WHAT YOU WILL DO: State only the number of lines that contain the string "Soft".

━━━━━━━━━━━━━━━━━━━━

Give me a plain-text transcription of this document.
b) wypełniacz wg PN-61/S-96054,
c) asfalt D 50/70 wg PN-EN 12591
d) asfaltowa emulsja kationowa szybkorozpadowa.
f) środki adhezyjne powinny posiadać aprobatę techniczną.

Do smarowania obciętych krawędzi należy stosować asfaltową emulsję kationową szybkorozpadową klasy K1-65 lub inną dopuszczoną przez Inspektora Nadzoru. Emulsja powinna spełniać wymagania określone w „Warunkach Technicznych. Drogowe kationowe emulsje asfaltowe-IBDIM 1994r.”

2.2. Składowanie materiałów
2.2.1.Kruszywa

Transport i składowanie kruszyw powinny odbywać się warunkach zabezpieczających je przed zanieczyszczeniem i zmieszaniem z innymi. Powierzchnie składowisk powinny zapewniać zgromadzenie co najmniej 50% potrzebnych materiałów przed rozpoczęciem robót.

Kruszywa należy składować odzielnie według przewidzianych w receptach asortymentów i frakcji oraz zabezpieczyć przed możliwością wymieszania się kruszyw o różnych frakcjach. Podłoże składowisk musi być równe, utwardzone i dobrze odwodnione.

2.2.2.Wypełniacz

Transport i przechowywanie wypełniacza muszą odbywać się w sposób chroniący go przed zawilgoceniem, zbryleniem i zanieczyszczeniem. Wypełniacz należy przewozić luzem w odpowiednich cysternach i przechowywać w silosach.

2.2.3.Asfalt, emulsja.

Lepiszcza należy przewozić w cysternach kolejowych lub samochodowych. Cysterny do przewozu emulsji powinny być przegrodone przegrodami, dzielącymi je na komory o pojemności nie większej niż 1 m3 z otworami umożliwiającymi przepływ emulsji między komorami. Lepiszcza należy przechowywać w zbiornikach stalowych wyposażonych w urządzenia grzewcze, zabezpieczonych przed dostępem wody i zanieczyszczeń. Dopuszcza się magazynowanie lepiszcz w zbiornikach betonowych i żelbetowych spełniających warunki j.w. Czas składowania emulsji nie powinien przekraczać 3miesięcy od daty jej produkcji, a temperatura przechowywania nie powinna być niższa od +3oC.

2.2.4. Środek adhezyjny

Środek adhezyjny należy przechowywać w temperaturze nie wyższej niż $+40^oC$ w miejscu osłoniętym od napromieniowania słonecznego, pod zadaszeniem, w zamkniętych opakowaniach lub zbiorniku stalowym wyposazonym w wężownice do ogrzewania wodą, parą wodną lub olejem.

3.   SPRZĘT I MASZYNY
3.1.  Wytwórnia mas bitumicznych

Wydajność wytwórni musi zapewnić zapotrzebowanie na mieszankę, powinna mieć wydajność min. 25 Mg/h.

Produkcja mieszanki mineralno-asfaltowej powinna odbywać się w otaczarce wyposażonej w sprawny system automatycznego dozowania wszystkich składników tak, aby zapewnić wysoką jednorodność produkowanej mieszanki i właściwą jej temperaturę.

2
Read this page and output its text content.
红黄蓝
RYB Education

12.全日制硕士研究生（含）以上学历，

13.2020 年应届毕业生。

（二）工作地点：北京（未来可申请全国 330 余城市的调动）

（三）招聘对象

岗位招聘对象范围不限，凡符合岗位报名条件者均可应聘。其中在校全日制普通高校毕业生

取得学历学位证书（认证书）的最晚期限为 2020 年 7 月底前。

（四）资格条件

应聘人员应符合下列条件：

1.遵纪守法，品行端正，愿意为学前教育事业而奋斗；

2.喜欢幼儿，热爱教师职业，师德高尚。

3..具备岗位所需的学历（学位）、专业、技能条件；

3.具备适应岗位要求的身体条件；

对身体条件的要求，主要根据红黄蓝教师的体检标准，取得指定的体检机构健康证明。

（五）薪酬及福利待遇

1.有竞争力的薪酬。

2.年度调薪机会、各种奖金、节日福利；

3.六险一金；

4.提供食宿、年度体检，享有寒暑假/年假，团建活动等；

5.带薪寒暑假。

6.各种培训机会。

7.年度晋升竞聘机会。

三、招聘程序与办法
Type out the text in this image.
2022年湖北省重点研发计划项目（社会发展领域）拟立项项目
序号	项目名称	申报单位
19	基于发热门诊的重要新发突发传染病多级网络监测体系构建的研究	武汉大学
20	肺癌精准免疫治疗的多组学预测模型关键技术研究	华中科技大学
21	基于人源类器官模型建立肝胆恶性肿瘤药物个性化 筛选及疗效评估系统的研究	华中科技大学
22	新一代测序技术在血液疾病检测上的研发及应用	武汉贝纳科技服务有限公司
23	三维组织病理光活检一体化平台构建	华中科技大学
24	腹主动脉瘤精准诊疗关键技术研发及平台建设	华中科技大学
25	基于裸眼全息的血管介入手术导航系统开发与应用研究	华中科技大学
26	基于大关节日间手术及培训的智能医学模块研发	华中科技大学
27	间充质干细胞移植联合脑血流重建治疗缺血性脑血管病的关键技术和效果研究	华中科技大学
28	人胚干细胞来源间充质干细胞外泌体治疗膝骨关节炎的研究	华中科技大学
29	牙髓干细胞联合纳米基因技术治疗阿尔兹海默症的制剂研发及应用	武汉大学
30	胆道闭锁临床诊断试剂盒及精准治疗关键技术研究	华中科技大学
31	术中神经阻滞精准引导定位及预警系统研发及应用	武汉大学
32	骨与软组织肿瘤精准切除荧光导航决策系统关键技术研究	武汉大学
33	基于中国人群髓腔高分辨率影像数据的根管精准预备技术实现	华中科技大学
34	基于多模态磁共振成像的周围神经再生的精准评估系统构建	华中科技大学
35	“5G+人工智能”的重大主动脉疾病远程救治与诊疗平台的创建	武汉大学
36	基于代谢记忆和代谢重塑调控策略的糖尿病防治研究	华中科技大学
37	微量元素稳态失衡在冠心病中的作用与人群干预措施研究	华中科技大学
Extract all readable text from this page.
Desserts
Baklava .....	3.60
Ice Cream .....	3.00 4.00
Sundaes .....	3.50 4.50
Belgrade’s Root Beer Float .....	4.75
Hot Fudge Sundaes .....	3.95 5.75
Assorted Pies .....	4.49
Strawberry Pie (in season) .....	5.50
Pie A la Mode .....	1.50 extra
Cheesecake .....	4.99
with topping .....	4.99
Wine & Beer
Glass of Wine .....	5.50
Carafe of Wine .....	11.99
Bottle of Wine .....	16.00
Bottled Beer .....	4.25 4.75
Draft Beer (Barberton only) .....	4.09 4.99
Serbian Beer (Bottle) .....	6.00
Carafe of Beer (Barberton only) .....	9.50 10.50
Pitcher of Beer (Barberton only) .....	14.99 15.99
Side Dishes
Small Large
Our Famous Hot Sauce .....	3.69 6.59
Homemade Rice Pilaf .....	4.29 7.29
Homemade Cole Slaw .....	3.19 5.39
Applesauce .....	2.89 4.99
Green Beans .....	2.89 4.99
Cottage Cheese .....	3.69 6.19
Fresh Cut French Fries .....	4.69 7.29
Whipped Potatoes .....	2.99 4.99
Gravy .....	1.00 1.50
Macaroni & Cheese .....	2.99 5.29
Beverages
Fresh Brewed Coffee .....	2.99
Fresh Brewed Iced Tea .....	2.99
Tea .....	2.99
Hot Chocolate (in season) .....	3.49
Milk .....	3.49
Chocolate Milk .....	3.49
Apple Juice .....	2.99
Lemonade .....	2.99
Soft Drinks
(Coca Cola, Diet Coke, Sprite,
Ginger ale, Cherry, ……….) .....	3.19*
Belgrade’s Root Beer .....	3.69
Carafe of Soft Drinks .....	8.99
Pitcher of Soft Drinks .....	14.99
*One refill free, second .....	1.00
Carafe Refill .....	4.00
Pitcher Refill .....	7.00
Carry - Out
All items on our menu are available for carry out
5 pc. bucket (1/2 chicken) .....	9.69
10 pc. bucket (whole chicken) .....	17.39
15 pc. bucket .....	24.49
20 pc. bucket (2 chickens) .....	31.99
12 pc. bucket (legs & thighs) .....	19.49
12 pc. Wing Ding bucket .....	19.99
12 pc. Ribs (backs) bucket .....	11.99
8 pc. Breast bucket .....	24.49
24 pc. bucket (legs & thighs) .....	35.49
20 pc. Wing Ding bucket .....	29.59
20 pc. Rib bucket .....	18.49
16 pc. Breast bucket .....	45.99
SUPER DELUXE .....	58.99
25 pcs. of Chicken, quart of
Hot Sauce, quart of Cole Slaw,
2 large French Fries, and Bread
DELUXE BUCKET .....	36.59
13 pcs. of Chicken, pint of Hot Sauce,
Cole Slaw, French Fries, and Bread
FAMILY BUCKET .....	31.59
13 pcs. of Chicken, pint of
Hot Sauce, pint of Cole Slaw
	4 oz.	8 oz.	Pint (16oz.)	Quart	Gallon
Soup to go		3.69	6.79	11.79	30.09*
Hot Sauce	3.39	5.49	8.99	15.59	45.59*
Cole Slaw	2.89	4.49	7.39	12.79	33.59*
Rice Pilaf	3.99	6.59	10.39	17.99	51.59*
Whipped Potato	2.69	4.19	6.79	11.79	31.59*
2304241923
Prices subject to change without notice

━━━━━━━━━━━━━━━━━━━━

SOLUTION TO THIS EXERCISE: 3